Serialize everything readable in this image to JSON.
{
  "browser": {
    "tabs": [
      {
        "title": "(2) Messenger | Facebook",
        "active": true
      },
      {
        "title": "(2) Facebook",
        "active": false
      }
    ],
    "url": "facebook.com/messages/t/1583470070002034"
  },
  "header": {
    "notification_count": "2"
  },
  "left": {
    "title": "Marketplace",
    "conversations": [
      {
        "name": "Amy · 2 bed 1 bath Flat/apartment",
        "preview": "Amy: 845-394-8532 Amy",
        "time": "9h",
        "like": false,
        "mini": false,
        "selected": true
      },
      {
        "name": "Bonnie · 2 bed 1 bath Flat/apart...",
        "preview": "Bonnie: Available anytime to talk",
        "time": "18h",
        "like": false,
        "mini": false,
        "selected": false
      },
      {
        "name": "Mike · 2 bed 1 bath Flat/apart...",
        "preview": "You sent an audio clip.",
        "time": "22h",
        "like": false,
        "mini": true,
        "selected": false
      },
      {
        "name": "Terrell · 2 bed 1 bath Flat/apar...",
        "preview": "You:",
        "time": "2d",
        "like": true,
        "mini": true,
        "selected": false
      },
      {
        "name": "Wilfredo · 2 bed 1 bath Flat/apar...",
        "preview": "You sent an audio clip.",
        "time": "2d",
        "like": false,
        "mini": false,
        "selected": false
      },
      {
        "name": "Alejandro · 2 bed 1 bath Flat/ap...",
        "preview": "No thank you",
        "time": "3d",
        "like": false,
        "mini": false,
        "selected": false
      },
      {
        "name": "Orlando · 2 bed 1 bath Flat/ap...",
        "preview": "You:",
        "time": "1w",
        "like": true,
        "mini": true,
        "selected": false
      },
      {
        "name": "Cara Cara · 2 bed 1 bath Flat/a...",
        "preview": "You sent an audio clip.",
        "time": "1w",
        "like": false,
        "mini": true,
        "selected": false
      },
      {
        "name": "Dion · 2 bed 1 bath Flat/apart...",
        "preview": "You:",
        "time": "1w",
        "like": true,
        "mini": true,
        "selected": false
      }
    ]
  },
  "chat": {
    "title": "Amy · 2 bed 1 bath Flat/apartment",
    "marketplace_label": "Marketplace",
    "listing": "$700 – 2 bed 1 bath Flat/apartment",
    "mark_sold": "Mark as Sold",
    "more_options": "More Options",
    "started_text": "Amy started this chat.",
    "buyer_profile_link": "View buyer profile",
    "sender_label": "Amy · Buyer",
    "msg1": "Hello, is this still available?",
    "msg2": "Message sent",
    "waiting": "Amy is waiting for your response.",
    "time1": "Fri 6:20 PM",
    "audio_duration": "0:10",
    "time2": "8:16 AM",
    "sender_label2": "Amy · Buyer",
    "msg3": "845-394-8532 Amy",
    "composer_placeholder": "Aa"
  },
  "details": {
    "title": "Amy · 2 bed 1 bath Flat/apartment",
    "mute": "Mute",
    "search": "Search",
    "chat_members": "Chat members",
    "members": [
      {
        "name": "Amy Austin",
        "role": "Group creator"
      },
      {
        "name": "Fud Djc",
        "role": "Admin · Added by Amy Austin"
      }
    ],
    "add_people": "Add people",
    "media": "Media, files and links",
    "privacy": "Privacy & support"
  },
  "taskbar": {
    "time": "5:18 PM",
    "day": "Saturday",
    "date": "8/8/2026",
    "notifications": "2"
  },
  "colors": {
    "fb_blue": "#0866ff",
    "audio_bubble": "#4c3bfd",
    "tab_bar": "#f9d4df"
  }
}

==============================

Task to complete:
How many lines of the listing above include the word "title"? Reply with the number alone.

Task result:
5